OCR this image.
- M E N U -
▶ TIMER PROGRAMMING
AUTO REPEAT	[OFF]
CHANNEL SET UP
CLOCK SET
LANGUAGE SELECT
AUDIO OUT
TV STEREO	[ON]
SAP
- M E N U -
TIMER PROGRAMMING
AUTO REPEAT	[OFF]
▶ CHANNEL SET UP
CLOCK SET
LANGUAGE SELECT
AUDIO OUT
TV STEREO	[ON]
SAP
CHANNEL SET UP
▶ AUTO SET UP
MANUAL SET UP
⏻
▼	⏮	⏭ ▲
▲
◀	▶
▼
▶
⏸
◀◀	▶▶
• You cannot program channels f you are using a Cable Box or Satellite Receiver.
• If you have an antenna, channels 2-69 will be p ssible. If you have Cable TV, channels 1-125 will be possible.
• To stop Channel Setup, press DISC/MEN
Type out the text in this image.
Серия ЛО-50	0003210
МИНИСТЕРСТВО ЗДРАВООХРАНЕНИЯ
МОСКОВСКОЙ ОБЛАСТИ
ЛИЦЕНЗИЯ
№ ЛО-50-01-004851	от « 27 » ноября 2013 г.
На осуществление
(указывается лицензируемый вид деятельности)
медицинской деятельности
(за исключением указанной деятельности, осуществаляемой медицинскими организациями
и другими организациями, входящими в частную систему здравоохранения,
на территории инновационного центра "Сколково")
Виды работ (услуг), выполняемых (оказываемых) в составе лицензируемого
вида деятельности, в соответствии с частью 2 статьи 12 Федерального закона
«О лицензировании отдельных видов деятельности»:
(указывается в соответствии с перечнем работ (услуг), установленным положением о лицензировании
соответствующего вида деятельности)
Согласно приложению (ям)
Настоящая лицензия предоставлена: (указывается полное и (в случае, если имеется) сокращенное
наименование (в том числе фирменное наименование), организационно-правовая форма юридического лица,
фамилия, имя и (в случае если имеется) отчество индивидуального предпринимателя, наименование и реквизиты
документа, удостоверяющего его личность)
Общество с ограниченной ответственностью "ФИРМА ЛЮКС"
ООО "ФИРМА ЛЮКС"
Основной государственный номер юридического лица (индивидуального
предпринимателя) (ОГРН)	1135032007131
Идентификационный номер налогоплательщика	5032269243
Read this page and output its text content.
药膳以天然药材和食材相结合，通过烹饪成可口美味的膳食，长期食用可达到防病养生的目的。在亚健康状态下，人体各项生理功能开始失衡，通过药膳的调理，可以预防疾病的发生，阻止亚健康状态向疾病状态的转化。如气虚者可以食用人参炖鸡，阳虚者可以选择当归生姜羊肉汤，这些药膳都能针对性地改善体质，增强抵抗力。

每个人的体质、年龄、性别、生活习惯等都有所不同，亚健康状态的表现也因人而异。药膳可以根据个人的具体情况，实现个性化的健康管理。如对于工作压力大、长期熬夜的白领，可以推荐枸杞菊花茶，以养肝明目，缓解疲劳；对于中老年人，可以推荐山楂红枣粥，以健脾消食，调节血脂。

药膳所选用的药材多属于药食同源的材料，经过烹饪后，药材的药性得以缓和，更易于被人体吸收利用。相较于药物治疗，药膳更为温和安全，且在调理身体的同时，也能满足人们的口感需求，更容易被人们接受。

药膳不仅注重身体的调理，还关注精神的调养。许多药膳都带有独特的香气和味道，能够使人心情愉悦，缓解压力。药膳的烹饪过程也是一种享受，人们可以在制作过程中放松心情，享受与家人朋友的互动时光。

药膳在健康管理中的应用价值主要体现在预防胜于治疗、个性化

──────────────────────────────

WHAT IS NEEDED: Using the entries above, state how many lines include the word "соответствии", with no other words.

ANSWER IN FULL: 2